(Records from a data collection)
--------
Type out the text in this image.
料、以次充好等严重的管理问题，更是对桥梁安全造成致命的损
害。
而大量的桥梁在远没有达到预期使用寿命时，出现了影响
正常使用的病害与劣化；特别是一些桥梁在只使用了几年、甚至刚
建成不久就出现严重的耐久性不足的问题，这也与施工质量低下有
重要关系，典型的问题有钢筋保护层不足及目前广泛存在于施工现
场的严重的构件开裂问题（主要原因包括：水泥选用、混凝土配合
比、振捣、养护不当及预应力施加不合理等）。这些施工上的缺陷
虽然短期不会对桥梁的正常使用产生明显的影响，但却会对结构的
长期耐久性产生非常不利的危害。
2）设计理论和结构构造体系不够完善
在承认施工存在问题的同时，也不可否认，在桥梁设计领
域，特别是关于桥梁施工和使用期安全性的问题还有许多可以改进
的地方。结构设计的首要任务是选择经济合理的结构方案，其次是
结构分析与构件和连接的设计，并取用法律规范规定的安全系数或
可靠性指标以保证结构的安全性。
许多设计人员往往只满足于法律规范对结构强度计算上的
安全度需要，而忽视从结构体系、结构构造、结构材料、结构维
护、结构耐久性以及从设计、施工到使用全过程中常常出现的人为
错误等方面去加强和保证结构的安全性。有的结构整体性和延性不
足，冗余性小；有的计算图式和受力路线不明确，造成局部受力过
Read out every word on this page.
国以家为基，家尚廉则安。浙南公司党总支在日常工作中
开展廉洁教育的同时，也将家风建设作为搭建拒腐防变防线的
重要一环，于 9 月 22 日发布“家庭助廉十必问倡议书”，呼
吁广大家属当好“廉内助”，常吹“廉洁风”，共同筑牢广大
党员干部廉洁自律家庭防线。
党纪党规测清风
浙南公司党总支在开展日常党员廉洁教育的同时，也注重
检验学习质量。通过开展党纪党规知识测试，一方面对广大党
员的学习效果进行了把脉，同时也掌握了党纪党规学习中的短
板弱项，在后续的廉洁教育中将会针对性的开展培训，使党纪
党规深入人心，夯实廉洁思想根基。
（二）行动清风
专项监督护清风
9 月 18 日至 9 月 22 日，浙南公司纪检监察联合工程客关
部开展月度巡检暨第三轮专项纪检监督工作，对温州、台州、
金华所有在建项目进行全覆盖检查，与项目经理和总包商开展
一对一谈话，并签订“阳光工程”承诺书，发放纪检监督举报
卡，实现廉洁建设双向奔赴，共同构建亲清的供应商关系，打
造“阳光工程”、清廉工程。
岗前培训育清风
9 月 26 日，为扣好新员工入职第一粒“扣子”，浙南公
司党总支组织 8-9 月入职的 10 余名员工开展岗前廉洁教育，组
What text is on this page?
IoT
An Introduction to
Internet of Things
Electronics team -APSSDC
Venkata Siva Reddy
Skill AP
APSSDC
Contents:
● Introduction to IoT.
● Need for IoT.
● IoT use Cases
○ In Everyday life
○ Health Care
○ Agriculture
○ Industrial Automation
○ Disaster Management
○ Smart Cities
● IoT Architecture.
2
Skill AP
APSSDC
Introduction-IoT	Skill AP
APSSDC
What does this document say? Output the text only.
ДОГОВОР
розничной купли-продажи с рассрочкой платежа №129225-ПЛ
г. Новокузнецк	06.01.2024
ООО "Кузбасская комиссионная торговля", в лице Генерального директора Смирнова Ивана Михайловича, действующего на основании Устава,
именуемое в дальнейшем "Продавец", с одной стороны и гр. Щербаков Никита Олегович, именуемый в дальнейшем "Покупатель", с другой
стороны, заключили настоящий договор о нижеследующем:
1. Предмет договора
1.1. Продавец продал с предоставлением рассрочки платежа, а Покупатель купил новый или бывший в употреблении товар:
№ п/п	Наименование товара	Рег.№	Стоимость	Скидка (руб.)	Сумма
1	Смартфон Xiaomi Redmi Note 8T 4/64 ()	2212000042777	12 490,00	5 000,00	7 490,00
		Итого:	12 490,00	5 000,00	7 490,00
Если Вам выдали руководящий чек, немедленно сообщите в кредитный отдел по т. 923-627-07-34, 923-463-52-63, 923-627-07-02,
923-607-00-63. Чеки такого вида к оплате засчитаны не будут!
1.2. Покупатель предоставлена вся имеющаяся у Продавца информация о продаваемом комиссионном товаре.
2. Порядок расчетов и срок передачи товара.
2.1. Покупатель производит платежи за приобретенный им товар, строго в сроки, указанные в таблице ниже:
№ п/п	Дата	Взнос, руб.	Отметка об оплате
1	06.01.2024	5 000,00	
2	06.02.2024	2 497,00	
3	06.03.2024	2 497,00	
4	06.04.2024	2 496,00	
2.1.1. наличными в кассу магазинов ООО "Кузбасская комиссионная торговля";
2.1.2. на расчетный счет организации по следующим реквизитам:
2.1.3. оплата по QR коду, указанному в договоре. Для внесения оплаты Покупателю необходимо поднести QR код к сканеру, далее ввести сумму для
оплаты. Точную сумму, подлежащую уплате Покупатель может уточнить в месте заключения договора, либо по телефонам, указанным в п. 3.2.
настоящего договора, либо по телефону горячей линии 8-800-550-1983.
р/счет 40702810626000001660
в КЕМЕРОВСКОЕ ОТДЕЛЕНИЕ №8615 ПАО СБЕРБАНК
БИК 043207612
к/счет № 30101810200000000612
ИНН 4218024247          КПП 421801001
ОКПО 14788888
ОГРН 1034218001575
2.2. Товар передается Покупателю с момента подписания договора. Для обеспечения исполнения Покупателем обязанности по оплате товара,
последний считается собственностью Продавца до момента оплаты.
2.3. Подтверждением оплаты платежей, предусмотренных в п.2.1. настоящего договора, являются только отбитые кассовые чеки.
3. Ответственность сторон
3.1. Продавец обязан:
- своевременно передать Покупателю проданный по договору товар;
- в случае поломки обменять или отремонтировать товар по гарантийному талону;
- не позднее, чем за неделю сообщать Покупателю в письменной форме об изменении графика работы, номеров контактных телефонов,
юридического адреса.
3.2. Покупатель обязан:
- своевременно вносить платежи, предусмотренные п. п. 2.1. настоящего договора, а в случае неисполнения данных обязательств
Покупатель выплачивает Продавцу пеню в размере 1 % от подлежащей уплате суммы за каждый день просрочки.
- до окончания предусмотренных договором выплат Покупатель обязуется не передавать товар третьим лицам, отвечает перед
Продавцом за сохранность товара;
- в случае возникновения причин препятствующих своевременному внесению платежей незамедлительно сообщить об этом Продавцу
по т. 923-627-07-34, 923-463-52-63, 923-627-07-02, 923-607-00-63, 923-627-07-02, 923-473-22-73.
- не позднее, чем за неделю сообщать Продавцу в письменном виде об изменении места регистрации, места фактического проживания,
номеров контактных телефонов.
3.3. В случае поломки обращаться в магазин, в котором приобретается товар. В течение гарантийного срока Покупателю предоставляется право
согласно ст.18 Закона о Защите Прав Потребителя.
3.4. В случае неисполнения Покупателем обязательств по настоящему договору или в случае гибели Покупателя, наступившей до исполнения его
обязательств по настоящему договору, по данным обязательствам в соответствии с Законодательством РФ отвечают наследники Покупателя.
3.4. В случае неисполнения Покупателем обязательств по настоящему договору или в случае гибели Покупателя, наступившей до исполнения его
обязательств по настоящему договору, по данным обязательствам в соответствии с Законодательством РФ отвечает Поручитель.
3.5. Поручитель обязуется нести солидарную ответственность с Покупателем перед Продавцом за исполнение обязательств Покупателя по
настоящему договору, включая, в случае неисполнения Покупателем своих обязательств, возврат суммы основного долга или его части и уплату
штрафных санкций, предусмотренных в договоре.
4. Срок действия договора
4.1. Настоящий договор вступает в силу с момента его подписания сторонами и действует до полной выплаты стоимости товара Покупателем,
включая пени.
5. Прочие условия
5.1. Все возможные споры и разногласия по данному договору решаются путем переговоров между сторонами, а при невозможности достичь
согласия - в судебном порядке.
--------
Transcribe the entire listing above precisely.

> _RESULT OF THIS TASK_
Type out the text in this image.
料、以次充好等严重的管理问题，更是对桥梁安全造成致命的损
害。
而大量的桥梁在远没有达到预期使用寿命时，出现了影响
正常使用的病害与劣化；特别是一些桥梁在只使用了几年、甚至刚
建成不久就出现严重的耐久性不足的问题，这也与施工质量低下有
重要关系，典型的问题有钢筋保护层不足及目前广泛存在于施工现
场的严重的构件开裂问题（主要原因包括：水泥选用、混凝土配合
比、振捣、养护不当及预应力施加不合理等）。这些施工上的缺陷
虽然短期不会对桥梁的正常使用产生明显的影响，但却会对结构的
长期耐久性产生非常不利的危害。
2）设计理论和结构构造体系不够完善
在承认施工存在问题的同时，也不可否认，在桥梁设计领
域，特别是关于桥梁施工和使用期安全性的问题还有许多可以改进
的地方。结构设计的首要任务是选择经济合理的结构方案，其次是
结构分析与构件和连接的设计，并取用法律规范规定的安全系数或
可靠性指标以保证结构的安全性。
许多设计人员往往只满足于法律规范对结构强度计算上的
安全度需要，而忽视从结构体系、结构构造、结构材料、结构维
护、结构耐久性以及从设计、施工到使用全过程中常常出现的人为
错误等方面去加强和保证结构的安全性。有的结构整体性和延性不
足，冗余性小；有的计算图式和受力路线不明确，造成局部受力过
Read out every word on this page.
国以家为基，家尚廉则安。浙南公司党总支在日常工作中
开展廉洁教育的同时，也将家风建设作为搭建拒腐防变防线的
重要一环，于 9 月 22 日发布“家庭助廉十必问倡议书”，呼
吁广大家属当好“廉内助”，常吹“廉洁风”，共同筑牢广大
党员干部廉洁自律家庭防线。
党纪党规测清风
浙南公司党总支在开展日常党员廉洁教育的同时，也注重
检验学习质量。通过开展党纪党规知识测试，一方面对广大党
员的学习效果进行了把脉，同时也掌握了党纪党规学习中的短
板弱项，在后续的廉洁教育中将会针对性的开展培训，使党纪
党规深入人心，夯实廉洁思想根基。
（二）行动清风
专项监督护清风
9 月 18 日至 9 月 22 日，浙南公司纪检监察联合工程客关
部开展月度巡检暨第三轮专项纪检监督工作，对温州、台州、
金华所有在建项目进行全覆盖检查，与项目经理和总包商开展
一对一谈话，并签订“阳光工程”承诺书，发放纪检监督举报
卡，实现廉洁建设双向奔赴，共同构建亲清的供应商关系，打
造“阳光工程”、清廉工程。
岗前培训育清风
9 月 26 日，为扣好新员工入职第一粒“扣子”，浙南公
司党总支组织 8-9 月入职的 10 余名员工开展岗前廉洁教育，组
What text is on this page?
IoT
An Introduction to
Internet of Things
Electronics team -APSSDC
Venkata Siva Reddy
Skill AP
APSSDC
Contents:
● Introduction to IoT.
● Need for IoT.
● IoT use Cases
○ In Everyday life
○ Health Care
○ Agriculture
○ Industrial Automation
○ Disaster Management
○ Smart Cities
● IoT Architecture.
2
Skill AP
APSSDC
Introduction-IoT	Skill AP
APSSDC
What does this document say? Output the text only.
ДОГОВОР
розничной купли-продажи с рассрочкой платежа №129225-ПЛ
г. Новокузнецк	06.01.2024
ООО "Кузбасская комиссионная торговля", в лице Генерального директора Смирнова Ивана Михайловича, действующего на основании Устава,
именуемое в дальнейшем "Продавец", с одной стороны и гр. Щербаков Никита Олегович, именуемый в дальнейшем "Покупатель", с другой
стороны, заключили настоящий договор о нижеследующем:
1. Предмет договора
1.1. Продавец продал с предоставлением рассрочки платежа, а Покупатель купил новый или бывший в употреблении товар:
№ п/п	Наименование товара	Рег.№	Стоимость	Скидка (руб.)	Сумма
1	Смартфон Xiaomi Redmi Note 8T 4/64 ()	2212000042777	12 490,00	5 000,00	7 490,00
		Итого:	12 490,00	5 000,00	7 490,00
Если Вам выдали руководящий чек, немедленно сообщите в кредитный отдел по т. 923-627-07-34, 923-463-52-63, 923-627-07-02,
923-607-00-63. Чеки такого вида к оплате засчитаны не будут!
1.2. Покупатель предоставлена вся имеющаяся у Продавца информация о продаваемом комиссионном товаре.
2. Порядок расчетов и срок передачи товара.
2.1. Покупатель производит платежи за приобретенный им товар, строго в сроки, указанные в таблице ниже:
№ п/п	Дата	Взнос, руб.	Отметка об оплате
1	06.01.2024	5 000,00	
2	06.02.2024	2 497,00	
3	06.03.2024	2 497,00	
4	06.04.2024	2 496,00	
2.1.1. наличными в кассу магазинов ООО "Кузбасская комиссионная торговля";
2.1.2. на расчетный счет организации по следующим реквизитам:
2.1.3. оплата по QR коду, указанному в договоре. Для внесения оплаты Покупателю необходимо поднести QR код к сканеру, далее ввести сумму для
оплаты. Точную сумму, подлежащую уплате Покупатель может уточнить в месте заключения договора, либо по телефонам, указанным в п. 3.2.
настоящего договора, либо по телефону горячей линии 8-800-550-1983.
р/счет 40702810626000001660
в КЕМЕРОВСКОЕ ОТДЕЛЕНИЕ №8615 ПАО СБЕРБАНК
БИК 043207612
к/счет № 30101810200000000612
ИНН 4218024247          КПП 421801001
ОКПО 14788888
ОГРН 1034218001575
2.2. Товар передается Покупателю с момента подписания договора. Для обеспечения исполнения Покупателем обязанности по оплате товара,
последний считается собственностью Продавца до момента оплаты.
2.3. Подтверждением оплаты платежей, предусмотренных в п.2.1. настоящего договора, являются только отбитые кассовые чеки.
3. Ответственность сторон
3.1. Продавец обязан:
- своевременно передать Покупателю проданный по договору товар;
- в случае поломки обменять или отремонтировать товар по гарантийному талону;
- не позднее, чем за неделю сообщать Покупателю в письменной форме об изменении графика работы, номеров контактных телефонов,
юридического адреса.
3.2. Покупатель обязан:
- своевременно вносить платежи, предусмотренные п. п. 2.1. настоящего договора, а в случае неисполнения данных обязательств
Покупатель выплачивает Продавцу пеню в размере 1 % от подлежащей уплате суммы за каждый день просрочки.
- до окончания предусмотренных договором выплат Покупатель обязуется не передавать товар третьим лицам, отвечает перед
Продавцом за сохранность товара;
- в случае возникновения причин препятствующих своевременному внесению платежей незамедлительно сообщить об этом Продавцу
по т. 923-627-07-34, 923-463-52-63, 923-627-07-02, 923-607-00-63, 923-627-07-02, 923-473-22-73.
- не позднее, чем за неделю сообщать Продавцу в письменном виде об изменении места регистрации, места фактического проживания,
номеров контактных телефонов.
3.3. В случае поломки обращаться в магазин, в котором приобретается товар. В течение гарантийного срока Покупателю предоставляется право
согласно ст.18 Закона о Защите Прав Потребителя.
3.4. В случае неисполнения Покупателем обязательств по настоящему договору или в случае гибели Покупателя, наступившей до исполнения его
обязательств по настоящему договору, по данным обязательствам в соответствии с Законодательством РФ отвечают наследники Покупателя.
3.4. В случае неисполнения Покупателем обязательств по настоящему договору или в случае гибели Покупателя, наступившей до исполнения его
обязательств по настоящему договору, по данным обязательствам в соответствии с Законодательством РФ отвечает Поручитель.
3.5. Поручитель обязуется нести солидарную ответственность с Покупателем перед Продавцом за исполнение обязательств Покупателя по
настоящему договору, включая, в случае неисполнения Покупателем своих обязательств, возврат суммы основного долга или его части и уплату
штрафных санкций, предусмотренных в договоре.
4. Срок действия договора
4.1. Настоящий договор вступает в силу с момента его подписания сторонами и действует до полной выплаты стоимости товара Покупателем,
включая пени.
5. Прочие условия
5.1. Все возможные споры и разногласия по данному договору решаются путем переговоров между сторонами, а при невозможности достичь
согласия - в судебном порядке.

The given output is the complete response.